[start SOURCE EXTRACT]
Eliminating superclass lookup in the VM (and dynamic composition of behavior)

Stephen Pair spair at acm.org
Thu Dec 12 01:28:53 UTC 2002


That's great! (the beer part)

Someone said to me once that they really disliked exposing optimized
structures to Smalltalk code.  That notion has kind of  been wandering
around in my head as I think about this...the approach taken in
Smalltalk/V would appear to be one such case (as is flattening the
method dictionary).  I wonder if anyone else has an opinion on that
issue.  I'm inclined to believe that it's not valid (when treated as a
general rule of thumb).  

If I understand the direction of things to come...with dynamic
compilation, we should eventually have systems where there is no
traditional VM...everything that we consider to be VM code today would
be written in Smalltalk (or whatever language) and dynamically
translated to machine code.  In that case, there is no VM/Smalltalk
distinction, so you couldn't hide the optimizations in the VM even if
you wanted to (because there is no VM).

And that leads leads to another thought...for a long time, we've tried
to build the VM such as to protect a person working in Smalltalk from
being able to crash the system (which of course is not a attainable in
any practical sense)...but, without a VM, we will need another mechanism
for layering (or securing) the system...which I guess feeds into
"Subjective Squeak" thread...so I'll stop with that.

Anyway...Andreas, this sounds like a possible solution to your instance
specific behavior needs in eToys and Croquet (and if you add delegation,
it should be quite powerful).  But then again, if you are going to make
that radical of a change, you might do just as well to go all the way
and do something along the lines of Self's object memory.

- Stephen

> -----Original Message-----
> From: squeak-dev-admin at lists.squeakfoundation.org 
> [mailto:squeak-dev-admin at lists.squeakfoundation.org] On 
> Behalf Of George Bosworth
> Sent: Wednesday, December 11, 2002 7:38 PM
> To: squeak-dev at lists.squeakfoundation.org
> Subject: RE: Eliminating superclass lookup in the VM (and 
> dynamic composition of behavior)
> 
> 
> PARTS workbench (was both a standalone product and a part of 
> VSE from Digitalk cum ParcPlace-Digitalk cum CinCom) used the 
> instance specific feature extensively....If you pointed to a 
> widget in the parts workbench and added a script to it, the 
> script was specific to that instance (and copies you made of 
> that widget).  There were a lot of interesting deployments of 
> PARTS systems (beer brewing realtime control was one of my 
> favorites, as was a railroad control and scheduling system)
> 
> -----Original Message-----
> From: Andreas Raab [mailto:andreas.raab at gmx.de] 
> Sent: Wednesday, December 11, 2002 2:44 PM
> To: squeak-dev at lists.squeakfoundation.org
> Subject: RE: Eliminating superclass lookup in the VM (and 
> dynamic composition of behavior)
> 
> Thinking about it, yup, that seems to be the way to do it. It 
> allows the developer to think in any terms he wants to (or 
> rather in the terms provided by the UI). I'd really like to 
> hear more about how these "arrays of method dictionaries" 
> were used in practice. Were there any (experimental or real)
[end SOURCE EXTRACT]
__SET TASKS__:
• 1. Retype the part of the mailing list message that opens with the words containing "That's great! (the" and closes with "rule of thumb).".
• 2. In the mailing list message, which two PARTS deployments does George Bosworth name as among his favorites?
[start PROVIDED MATERIAL]
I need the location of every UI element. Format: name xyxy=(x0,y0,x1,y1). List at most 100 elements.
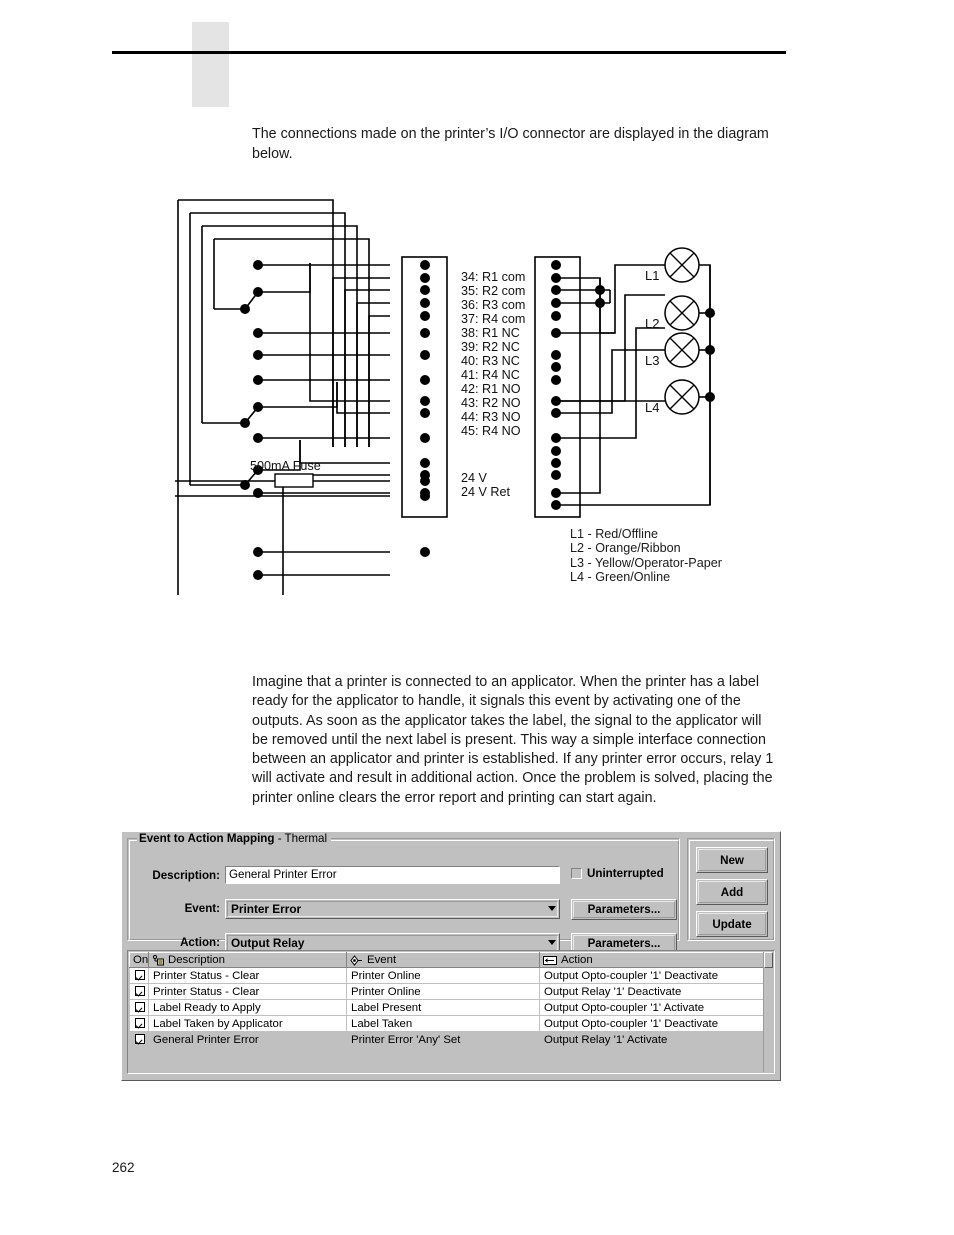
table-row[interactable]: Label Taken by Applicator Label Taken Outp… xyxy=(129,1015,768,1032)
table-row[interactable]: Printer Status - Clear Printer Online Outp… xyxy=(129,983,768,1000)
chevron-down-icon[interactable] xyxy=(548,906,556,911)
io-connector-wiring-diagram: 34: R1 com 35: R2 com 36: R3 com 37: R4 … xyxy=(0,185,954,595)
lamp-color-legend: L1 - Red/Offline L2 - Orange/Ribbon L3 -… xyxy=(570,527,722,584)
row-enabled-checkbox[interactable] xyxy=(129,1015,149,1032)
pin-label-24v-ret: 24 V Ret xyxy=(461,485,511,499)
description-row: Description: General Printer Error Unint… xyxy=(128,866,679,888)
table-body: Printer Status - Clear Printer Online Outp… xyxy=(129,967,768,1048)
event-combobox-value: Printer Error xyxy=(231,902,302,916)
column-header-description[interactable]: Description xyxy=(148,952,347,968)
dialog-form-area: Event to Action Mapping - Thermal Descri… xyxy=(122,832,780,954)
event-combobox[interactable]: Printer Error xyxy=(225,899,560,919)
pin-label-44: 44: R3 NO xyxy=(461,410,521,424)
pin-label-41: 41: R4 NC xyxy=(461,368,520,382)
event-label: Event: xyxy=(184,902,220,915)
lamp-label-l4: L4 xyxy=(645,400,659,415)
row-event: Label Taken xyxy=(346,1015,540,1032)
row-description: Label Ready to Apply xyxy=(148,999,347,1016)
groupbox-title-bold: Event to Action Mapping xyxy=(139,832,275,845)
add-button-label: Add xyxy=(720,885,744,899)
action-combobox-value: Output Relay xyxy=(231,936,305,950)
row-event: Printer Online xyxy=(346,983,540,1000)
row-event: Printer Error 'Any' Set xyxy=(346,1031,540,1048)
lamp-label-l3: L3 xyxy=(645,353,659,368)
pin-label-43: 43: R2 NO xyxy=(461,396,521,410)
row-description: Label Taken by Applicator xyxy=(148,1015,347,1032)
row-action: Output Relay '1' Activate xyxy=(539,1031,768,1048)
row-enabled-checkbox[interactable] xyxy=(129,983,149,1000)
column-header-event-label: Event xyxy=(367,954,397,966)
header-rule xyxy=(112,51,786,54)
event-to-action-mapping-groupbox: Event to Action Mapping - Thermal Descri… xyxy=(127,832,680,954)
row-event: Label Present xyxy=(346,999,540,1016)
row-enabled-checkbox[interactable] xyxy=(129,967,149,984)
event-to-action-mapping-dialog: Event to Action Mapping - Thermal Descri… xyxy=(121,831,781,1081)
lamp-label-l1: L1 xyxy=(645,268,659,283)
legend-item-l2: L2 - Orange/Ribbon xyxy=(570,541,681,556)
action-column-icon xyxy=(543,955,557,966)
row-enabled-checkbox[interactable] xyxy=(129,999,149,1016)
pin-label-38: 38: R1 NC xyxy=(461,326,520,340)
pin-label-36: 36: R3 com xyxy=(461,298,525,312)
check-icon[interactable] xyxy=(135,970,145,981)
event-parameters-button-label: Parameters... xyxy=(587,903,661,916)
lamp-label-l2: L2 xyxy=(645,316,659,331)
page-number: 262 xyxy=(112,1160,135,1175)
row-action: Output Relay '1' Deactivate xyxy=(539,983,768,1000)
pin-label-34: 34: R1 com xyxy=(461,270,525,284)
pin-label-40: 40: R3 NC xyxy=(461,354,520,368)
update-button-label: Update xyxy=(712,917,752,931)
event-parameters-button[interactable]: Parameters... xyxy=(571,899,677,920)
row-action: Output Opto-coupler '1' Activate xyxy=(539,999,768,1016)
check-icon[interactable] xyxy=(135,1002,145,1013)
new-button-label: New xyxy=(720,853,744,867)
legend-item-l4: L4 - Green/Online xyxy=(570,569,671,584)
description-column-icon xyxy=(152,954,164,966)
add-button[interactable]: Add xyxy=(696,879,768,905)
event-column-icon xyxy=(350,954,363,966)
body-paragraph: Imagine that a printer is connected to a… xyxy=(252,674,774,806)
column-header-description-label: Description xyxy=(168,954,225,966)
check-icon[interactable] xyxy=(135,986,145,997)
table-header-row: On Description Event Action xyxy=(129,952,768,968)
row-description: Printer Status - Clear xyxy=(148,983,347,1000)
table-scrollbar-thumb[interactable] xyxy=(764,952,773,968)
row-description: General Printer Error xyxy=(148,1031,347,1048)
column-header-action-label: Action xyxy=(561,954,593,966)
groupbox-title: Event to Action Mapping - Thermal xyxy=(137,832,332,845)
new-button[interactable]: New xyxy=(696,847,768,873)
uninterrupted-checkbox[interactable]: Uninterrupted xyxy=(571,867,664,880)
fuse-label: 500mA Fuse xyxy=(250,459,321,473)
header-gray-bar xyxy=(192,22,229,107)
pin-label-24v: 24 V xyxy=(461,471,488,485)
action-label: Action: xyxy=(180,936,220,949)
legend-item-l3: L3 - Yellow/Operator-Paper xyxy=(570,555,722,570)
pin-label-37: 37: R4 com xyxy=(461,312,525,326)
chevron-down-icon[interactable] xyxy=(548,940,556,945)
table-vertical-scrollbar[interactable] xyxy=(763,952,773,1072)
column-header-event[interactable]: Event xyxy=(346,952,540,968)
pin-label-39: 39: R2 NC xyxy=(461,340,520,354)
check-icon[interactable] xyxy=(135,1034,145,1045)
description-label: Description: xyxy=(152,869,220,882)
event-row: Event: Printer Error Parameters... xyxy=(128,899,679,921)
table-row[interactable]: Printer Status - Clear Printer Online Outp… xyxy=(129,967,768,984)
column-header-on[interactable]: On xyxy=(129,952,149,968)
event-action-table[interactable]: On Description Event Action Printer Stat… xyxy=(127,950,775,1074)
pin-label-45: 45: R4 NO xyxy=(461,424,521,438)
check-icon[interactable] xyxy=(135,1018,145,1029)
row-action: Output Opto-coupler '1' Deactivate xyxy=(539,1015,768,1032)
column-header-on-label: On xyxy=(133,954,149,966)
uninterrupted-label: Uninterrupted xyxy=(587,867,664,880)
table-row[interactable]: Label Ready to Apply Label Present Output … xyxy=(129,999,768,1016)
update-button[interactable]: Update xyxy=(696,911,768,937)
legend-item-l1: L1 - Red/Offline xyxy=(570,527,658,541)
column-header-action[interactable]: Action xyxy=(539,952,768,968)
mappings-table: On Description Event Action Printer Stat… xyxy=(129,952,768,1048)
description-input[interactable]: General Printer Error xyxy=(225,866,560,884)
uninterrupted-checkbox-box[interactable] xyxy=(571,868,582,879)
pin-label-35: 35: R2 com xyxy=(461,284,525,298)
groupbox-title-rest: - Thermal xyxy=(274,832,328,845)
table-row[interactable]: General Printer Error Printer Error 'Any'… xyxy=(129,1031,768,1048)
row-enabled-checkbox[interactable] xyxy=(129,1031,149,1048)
[end PROVIDED MATERIAL]
__THE ANSWERS__:
• 1.
That's great! (the beer part)

Someone said to me once that they really disliked exposing optimized
structures to Smalltalk code.  That notion has kind of  been wandering
around in my head as I think about this...the approach taken in
Smalltalk/V would appear to be one such case (as is flattening the
method dictionary).  I wonder if anyone else has an opinion on that
issue.  I'm inclined to believe that it's not valid (when treated as a
general rule of thumb).

• 2. Beer brewing realtime control and a railroad control and scheduling system.